-- DATA TO EXAMINE follows --

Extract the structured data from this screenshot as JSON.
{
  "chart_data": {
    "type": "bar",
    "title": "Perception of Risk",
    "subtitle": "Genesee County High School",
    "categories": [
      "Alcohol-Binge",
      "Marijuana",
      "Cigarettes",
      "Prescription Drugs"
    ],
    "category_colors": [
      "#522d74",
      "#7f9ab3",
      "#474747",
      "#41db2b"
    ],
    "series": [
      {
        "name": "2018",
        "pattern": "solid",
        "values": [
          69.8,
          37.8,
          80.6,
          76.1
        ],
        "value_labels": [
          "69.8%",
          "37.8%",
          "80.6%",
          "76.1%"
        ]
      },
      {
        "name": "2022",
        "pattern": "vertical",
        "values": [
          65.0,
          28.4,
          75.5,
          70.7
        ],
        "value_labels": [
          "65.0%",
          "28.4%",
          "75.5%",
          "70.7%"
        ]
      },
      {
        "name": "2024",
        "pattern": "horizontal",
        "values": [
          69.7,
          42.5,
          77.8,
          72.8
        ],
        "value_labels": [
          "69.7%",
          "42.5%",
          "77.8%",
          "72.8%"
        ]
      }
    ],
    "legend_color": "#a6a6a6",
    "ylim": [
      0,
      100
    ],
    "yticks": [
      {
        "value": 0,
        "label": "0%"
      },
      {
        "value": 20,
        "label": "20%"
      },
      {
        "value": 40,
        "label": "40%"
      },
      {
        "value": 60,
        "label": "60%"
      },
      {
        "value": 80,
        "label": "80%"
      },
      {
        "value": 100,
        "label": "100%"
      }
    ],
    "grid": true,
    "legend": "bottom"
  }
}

-- DATA TO EXAMINE concluded --

▸ REQUIREMENT: Word for word, restate the material above.

▸ WRITTEN RESPONSE:
Extract the structured data from this screenshot as JSON.
{
  "chart_data": {
    "type": "bar",
    "title": "Perception of Risk",
    "subtitle": "Genesee County High School",
    "categories": [
      "Alcohol-Binge",
      "Marijuana",
      "Cigarettes",
      "Prescription Drugs"
    ],
    "category_colors": [
      "#522d74",
      "#7f9ab3",
      "#474747",
      "#41db2b"
    ],
    "series": [
      {
        "name": "2018",
        "pattern": "solid",
        "values": [
          69.8,
          37.8,
          80.6,
          76.1
        ],
        "value_labels": [
          "69.8%",
          "37.8%",
          "80.6%",
          "76.1%"
        ]
      },
      {
        "name": "2022",
        "pattern": "vertical",
        "values": [
          65.0,
          28.4,
          75.5,
          70.7
        ],
        "value_labels": [
          "65.0%",
          "28.4%",
          "75.5%",
          "70.7%"
        ]
      },
      {
        "name": "2024",
        "pattern": "horizontal",
        "values": [
          69.7,
          42.5,
          77.8,
          72.8
        ],
        "value_labels": [
          "69.7%",
          "42.5%",
          "77.8%",
          "72.8%"
        ]
      }
    ],
    "legend_color": "#a6a6a6",
    "ylim": [
      0,
      100
    ],
    "yticks": [
      {
        "value": 0,
        "label": "0%"
      },
      {
        "value": 20,
        "label": "20%"
      },
      {
        "value": 40,
        "label": "40%"
      },
      {
        "value": 60,
        "label": "60%"
      },
      {
        "value": 80,
        "label": "80%"
      },
      {
        "value": 100,
        "label": "100%"
      }
    ],
    "grid": true,
    "legend": "bottom"
  }
}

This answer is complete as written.